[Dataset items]
=====

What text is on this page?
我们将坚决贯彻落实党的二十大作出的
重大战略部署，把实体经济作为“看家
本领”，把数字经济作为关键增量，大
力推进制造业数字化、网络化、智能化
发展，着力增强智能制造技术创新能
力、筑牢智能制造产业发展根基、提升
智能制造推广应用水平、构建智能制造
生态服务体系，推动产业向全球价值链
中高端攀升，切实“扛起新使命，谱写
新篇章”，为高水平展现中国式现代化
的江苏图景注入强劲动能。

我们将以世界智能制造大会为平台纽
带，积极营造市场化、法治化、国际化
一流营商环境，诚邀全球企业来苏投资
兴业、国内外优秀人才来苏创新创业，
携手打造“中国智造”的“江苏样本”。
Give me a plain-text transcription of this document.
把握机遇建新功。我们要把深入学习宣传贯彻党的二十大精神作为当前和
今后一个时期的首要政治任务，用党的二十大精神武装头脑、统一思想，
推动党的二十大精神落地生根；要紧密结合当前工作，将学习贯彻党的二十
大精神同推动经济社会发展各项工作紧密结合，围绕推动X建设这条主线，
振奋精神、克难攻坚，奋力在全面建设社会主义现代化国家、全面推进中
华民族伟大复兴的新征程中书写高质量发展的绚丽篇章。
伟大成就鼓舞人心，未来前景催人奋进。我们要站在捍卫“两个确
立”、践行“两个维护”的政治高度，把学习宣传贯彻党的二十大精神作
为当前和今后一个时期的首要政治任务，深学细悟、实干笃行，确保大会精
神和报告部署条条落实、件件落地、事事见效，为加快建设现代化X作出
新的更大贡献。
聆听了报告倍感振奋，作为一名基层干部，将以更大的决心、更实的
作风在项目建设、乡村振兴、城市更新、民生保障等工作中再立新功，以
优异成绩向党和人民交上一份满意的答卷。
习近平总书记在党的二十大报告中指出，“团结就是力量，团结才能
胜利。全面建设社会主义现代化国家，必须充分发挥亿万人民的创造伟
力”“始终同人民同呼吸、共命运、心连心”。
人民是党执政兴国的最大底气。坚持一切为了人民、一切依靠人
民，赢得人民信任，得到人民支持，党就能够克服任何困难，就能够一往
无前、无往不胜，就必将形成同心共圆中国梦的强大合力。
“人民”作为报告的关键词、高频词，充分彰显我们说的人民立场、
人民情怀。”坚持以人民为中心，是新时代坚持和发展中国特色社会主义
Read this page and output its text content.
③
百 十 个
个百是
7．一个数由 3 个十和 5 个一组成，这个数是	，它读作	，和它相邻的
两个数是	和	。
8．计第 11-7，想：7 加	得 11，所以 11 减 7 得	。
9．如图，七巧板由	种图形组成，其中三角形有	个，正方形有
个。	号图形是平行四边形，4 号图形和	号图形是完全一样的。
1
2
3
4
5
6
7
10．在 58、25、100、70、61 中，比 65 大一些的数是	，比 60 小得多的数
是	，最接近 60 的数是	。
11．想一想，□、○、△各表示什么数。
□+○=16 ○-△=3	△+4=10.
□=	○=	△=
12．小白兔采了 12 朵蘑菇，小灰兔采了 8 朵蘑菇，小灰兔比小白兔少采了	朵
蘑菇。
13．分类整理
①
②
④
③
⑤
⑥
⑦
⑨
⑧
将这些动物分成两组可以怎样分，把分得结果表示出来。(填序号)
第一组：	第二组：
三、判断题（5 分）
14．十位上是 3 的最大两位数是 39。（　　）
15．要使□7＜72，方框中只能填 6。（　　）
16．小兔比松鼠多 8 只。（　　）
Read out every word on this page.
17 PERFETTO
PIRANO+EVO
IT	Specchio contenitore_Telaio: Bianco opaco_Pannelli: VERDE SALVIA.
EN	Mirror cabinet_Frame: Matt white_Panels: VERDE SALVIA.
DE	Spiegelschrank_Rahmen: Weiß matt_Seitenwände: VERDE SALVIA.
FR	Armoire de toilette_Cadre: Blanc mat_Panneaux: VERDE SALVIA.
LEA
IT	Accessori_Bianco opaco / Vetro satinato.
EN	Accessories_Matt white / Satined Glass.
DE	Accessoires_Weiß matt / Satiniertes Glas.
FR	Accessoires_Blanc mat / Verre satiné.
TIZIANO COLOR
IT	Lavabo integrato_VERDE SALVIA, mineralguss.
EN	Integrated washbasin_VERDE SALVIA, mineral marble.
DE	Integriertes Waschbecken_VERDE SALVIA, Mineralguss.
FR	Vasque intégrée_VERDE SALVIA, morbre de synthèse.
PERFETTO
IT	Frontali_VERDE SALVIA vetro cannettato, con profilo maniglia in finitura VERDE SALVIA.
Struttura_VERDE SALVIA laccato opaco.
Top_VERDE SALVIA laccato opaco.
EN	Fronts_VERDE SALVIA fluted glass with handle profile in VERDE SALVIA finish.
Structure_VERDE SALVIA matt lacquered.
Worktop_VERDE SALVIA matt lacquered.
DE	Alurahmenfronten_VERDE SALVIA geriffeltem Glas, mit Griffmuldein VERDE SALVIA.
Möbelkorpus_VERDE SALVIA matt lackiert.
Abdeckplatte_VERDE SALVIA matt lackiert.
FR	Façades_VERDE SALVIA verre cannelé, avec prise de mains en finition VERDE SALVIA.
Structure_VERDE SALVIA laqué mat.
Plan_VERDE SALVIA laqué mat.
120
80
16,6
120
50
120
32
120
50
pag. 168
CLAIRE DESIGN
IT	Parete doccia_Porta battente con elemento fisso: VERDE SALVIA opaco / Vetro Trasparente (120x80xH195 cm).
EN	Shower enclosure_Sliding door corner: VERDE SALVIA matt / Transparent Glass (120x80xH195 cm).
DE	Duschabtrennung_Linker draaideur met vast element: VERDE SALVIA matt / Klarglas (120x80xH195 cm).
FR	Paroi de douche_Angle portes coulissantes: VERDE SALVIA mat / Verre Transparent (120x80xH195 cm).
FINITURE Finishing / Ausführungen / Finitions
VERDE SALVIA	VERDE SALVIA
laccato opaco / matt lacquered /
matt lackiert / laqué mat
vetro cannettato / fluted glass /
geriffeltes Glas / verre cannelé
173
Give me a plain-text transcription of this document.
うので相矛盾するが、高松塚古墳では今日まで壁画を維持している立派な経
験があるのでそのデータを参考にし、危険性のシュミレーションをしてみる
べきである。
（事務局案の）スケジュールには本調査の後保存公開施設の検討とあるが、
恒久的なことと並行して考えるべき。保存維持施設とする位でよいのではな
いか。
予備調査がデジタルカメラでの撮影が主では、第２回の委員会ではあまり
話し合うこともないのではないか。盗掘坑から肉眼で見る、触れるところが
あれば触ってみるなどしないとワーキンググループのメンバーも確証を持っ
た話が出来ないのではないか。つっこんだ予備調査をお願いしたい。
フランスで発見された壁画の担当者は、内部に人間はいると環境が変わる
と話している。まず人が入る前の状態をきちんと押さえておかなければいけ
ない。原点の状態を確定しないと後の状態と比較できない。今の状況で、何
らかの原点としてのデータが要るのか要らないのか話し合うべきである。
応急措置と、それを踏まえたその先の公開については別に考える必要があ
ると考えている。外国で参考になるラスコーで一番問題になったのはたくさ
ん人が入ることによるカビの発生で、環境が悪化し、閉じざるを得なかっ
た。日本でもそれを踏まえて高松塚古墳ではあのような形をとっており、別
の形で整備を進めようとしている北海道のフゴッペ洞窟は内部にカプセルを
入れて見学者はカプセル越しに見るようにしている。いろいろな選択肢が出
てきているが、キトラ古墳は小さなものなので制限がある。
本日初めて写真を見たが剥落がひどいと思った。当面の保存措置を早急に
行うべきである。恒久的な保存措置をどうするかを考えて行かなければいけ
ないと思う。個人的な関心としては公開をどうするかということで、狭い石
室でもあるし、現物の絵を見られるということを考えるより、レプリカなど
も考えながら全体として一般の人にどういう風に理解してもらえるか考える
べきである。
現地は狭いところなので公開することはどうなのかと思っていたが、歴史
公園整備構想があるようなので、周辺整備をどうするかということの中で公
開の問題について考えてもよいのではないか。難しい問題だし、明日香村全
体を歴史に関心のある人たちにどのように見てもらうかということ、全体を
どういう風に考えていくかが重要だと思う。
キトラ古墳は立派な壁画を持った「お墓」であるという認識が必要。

=====

**Stated exercise:** Work through the records line by line and tally those with the word "this". Report only the total.

**Correct response:** 5